STATED EXERCISE
Restate the records below word for word.

## BEGIN DATA TO USE

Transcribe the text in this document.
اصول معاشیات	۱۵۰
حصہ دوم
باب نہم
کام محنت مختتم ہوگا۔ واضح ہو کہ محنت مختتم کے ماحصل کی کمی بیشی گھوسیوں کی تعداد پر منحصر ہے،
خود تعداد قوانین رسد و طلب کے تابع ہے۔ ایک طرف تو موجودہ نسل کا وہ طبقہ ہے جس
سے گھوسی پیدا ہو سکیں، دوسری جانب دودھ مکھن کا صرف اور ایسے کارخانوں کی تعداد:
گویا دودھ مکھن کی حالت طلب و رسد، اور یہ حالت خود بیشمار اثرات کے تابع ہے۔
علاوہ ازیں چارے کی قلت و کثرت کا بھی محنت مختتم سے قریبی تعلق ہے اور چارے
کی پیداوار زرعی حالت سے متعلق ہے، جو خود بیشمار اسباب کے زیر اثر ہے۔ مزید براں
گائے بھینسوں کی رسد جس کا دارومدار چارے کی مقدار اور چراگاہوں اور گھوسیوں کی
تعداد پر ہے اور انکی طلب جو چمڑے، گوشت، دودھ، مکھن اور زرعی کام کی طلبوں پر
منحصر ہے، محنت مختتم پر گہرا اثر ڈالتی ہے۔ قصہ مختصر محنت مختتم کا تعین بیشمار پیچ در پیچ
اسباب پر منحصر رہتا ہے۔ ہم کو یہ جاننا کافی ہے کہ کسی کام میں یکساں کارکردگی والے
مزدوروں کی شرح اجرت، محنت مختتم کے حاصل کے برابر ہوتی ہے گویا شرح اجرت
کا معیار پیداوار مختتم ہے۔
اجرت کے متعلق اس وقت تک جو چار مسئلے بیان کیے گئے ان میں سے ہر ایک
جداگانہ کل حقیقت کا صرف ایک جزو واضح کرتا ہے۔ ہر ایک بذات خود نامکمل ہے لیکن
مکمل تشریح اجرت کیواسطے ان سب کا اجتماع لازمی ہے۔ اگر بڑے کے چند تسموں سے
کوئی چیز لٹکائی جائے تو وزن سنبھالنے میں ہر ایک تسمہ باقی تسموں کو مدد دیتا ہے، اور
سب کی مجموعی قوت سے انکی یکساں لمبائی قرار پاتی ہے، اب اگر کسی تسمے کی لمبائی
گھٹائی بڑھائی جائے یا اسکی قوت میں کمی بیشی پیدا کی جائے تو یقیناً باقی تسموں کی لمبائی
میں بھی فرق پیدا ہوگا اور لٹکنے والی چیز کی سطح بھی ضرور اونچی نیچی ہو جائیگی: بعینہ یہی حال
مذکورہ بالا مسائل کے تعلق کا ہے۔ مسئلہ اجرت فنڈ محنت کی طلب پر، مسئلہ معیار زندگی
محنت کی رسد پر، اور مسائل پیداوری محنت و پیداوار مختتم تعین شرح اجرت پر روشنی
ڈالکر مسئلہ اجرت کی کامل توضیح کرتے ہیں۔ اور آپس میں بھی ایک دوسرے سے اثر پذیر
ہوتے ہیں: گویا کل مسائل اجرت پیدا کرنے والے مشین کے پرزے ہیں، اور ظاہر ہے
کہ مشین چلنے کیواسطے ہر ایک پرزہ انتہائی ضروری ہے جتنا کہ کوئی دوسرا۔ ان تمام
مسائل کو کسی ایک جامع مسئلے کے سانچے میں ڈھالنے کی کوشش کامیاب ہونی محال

## END DATA TO USE

ANSWER TO THIS EXERCISE
Transcribe the text in this document.
اصول معاشیات	۱۵۰
حصہ دوم
باب نہم
کام محنت مختتم ہوگا۔ واضح ہو کہ محنت مختتم کے ماحصل کی کمی بیشی گھوسیوں کی تعداد پر منحصر ہے،
خود تعداد قوانین رسد و طلب کے تابع ہے۔ ایک طرف تو موجودہ نسل کا وہ طبقہ ہے جس
سے گھوسی پیدا ہو سکیں، دوسری جانب دودھ مکھن کا صرف اور ایسے کارخانوں کی تعداد:
گویا دودھ مکھن کی حالت طلب و رسد، اور یہ حالت خود بیشمار اثرات کے تابع ہے۔
علاوہ ازیں چارے کی قلت و کثرت کا بھی محنت مختتم سے قریبی تعلق ہے اور چارے
کی پیداوار زرعی حالت سے متعلق ہے، جو خود بیشمار اسباب کے زیر اثر ہے۔ مزید براں
گائے بھینسوں کی رسد جس کا دارومدار چارے کی مقدار اور چراگاہوں اور گھوسیوں کی
تعداد پر ہے اور انکی طلب جو چمڑے، گوشت، دودھ، مکھن اور زرعی کام کی طلبوں پر
منحصر ہے، محنت مختتم پر گہرا اثر ڈالتی ہے۔ قصہ مختصر محنت مختتم کا تعین بیشمار پیچ در پیچ
اسباب پر منحصر رہتا ہے۔ ہم کو یہ جاننا کافی ہے کہ کسی کام میں یکساں کارکردگی والے
مزدوروں کی شرح اجرت، محنت مختتم کے حاصل کے برابر ہوتی ہے گویا شرح اجرت
کا معیار پیداوار مختتم ہے۔
اجرت کے متعلق اس وقت تک جو چار مسئلے بیان کیے گئے ان میں سے ہر ایک
جداگانہ کل حقیقت کا صرف ایک جزو واضح کرتا ہے۔ ہر ایک بذات خود نامکمل ہے لیکن
مکمل تشریح اجرت کیواسطے ان سب کا اجتماع لازمی ہے۔ اگر بڑے کے چند تسموں سے
کوئی چیز لٹکائی جائے تو وزن سنبھالنے میں ہر ایک تسمہ باقی تسموں کو مدد دیتا ہے، اور
سب کی مجموعی قوت سے انکی یکساں لمبائی قرار پاتی ہے، اب اگر کسی تسمے کی لمبائی
گھٹائی بڑھائی جائے یا اسکی قوت میں کمی بیشی پیدا کی جائے تو یقیناً باقی تسموں کی لمبائی
میں بھی فرق پیدا ہوگا اور لٹکنے والی چیز کی سطح بھی ضرور اونچی نیچی ہو جائیگی: بعینہ یہی حال
مذکورہ بالا مسائل کے تعلق کا ہے۔ مسئلہ اجرت فنڈ محنت کی طلب پر، مسئلہ معیار زندگی
محنت کی رسد پر، اور مسائل پیداوری محنت و پیداوار مختتم تعین شرح اجرت پر روشنی
ڈالکر مسئلہ اجرت کی کامل توضیح کرتے ہیں۔ اور آپس میں بھی ایک دوسرے سے اثر پذیر
ہوتے ہیں: گویا کل مسائل اجرت پیدا کرنے والے مشین کے پرزے ہیں، اور ظاہر ہے
کہ مشین چلنے کیواسطے ہر ایک پرزہ انتہائی ضروری ہے جتنا کہ کوئی دوسرا۔ ان تمام
مسائل کو کسی ایک جامع مسئلے کے سانچے میں ڈھالنے کی کوشش کامیاب ہونی محال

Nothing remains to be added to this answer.